## Start
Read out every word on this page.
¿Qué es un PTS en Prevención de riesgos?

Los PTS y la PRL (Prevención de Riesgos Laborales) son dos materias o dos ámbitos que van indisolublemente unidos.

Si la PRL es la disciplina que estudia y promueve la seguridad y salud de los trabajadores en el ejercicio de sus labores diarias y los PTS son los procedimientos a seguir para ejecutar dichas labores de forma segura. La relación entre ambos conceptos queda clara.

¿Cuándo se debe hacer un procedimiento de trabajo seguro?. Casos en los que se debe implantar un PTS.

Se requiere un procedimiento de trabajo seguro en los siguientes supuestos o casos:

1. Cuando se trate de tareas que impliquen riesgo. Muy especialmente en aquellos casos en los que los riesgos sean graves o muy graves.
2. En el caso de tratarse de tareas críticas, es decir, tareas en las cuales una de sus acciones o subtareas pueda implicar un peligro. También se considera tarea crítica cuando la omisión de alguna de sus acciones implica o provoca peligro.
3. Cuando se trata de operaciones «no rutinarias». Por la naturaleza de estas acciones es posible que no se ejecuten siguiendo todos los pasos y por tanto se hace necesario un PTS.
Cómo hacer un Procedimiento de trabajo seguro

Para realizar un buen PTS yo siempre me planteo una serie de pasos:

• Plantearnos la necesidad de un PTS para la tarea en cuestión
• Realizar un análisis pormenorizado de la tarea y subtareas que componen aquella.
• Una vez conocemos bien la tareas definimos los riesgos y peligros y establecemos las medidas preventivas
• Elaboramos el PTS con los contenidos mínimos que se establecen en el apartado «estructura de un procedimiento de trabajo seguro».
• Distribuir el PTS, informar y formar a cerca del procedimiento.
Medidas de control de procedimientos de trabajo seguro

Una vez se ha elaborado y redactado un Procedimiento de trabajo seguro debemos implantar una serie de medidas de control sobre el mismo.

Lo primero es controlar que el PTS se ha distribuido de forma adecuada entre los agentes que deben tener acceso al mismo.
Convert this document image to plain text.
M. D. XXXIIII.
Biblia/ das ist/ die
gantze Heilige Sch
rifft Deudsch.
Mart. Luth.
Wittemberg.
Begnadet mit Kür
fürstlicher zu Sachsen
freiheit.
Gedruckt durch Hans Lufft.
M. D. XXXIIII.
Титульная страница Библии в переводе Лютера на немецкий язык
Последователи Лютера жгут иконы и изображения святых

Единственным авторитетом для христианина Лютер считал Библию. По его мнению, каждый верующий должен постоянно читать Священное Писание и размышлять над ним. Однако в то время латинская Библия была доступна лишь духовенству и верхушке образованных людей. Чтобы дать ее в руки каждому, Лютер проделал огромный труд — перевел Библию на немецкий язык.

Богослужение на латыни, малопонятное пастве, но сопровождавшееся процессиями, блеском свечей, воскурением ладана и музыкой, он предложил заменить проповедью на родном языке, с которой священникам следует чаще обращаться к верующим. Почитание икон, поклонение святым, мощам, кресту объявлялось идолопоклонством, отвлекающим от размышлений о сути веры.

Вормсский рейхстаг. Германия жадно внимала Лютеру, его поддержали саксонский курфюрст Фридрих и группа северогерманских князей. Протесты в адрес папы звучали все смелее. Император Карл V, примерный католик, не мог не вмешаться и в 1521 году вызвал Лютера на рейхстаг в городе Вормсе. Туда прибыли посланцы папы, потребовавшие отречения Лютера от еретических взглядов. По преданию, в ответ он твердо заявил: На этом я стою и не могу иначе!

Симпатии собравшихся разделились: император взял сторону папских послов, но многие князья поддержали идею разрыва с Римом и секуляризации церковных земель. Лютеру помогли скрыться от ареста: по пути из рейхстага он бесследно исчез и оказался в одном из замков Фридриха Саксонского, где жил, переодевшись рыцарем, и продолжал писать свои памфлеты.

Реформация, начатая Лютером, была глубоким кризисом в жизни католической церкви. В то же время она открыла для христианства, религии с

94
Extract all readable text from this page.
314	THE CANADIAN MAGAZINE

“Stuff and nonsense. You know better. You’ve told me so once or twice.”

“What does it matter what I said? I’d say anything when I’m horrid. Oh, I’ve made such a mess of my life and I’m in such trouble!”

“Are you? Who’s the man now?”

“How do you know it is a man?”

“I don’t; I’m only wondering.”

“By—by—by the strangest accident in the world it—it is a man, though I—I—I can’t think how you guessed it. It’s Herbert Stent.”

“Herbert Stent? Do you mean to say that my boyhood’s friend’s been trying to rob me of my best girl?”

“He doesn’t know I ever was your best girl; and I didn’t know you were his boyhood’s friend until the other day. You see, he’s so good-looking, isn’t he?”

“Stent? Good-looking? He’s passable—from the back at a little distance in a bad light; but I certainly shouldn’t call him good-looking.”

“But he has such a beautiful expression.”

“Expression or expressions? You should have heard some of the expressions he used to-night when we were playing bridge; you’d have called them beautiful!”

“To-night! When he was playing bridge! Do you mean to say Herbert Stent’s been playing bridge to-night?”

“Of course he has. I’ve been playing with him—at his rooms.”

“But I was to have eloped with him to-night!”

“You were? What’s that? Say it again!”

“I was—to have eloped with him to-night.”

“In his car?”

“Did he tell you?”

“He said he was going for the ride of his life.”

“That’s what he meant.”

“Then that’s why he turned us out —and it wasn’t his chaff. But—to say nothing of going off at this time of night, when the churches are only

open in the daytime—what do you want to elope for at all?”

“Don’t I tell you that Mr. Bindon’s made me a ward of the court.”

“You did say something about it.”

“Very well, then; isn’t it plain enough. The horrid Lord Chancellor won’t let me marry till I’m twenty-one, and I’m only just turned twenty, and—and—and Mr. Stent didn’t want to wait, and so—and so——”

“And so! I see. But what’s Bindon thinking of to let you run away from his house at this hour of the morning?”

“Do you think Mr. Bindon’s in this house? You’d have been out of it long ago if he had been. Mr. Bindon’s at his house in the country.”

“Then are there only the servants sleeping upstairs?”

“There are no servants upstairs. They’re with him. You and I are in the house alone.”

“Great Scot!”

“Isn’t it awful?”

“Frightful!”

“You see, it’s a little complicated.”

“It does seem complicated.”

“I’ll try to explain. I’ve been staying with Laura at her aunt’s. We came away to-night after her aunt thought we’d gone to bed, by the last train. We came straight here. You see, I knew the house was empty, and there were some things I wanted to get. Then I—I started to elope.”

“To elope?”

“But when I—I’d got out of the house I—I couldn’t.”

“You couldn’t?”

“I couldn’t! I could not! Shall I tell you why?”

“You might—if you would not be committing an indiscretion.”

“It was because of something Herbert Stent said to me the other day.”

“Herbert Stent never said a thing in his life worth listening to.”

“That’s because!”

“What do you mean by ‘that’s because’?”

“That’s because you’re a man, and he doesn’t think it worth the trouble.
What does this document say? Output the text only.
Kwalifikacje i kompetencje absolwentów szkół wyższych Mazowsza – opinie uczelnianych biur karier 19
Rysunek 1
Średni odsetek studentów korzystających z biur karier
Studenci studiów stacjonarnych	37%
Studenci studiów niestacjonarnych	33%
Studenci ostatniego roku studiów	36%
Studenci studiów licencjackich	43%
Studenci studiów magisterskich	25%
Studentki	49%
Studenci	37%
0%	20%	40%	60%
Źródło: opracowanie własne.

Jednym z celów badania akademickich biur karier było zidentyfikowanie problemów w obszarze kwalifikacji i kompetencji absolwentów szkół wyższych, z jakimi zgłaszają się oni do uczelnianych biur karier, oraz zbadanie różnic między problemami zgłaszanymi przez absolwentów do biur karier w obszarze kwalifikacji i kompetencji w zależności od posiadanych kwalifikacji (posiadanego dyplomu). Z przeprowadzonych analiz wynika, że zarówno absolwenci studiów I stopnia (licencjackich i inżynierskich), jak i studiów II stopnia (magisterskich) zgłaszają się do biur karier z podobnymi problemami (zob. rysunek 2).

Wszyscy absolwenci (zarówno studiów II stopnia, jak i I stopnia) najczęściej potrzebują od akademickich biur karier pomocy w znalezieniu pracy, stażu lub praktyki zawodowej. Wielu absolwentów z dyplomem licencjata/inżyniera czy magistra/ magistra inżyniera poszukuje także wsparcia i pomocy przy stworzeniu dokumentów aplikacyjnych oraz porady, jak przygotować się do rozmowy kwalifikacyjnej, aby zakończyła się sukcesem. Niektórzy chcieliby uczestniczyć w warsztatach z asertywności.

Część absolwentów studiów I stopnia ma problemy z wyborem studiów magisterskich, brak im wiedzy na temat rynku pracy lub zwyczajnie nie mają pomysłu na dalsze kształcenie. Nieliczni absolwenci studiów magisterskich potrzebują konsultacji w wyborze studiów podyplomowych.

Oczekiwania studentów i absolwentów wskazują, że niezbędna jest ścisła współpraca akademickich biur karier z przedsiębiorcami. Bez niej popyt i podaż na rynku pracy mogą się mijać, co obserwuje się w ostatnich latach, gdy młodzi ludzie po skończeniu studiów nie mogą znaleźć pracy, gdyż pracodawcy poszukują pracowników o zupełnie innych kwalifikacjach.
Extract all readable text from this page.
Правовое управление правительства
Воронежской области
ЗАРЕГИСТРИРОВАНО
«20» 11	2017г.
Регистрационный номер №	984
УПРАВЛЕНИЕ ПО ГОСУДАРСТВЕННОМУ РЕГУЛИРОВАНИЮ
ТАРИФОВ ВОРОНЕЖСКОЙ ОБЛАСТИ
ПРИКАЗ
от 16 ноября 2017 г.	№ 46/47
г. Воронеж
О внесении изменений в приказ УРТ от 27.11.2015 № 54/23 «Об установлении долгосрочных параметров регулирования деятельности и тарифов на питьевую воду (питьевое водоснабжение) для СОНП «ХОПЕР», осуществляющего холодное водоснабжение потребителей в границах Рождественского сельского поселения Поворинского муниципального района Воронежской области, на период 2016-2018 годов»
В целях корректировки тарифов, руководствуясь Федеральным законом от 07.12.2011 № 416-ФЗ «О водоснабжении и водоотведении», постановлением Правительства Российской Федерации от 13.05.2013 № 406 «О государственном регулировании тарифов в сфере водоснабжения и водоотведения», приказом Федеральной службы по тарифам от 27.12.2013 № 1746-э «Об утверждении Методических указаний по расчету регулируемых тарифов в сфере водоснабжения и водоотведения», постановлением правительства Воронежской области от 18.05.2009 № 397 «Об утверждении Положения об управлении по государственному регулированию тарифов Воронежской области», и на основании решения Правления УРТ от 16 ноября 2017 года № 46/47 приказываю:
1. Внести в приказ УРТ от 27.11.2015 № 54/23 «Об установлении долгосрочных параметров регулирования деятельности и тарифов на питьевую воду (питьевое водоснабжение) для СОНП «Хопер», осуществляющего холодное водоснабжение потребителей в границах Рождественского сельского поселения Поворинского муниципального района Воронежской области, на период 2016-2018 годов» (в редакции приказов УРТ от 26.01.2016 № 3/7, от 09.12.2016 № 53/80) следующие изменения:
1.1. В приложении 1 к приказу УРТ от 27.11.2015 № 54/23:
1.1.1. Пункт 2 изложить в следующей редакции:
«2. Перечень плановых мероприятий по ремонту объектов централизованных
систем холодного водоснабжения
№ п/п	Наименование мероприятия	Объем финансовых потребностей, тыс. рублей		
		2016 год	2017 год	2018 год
## End
> [The exercise]
Extract, from the listing above, every line where the string "best" occurs.

> [Task output]
“Herbert Stent? Do you mean to say that my boyhood’s friend’s been trying to rob me of my best girl?”
“He doesn’t know I ever was your best girl; and I didn’t know you were his boyhood’s friend until the other day. You see, he’s so good-looking, isn’t he?”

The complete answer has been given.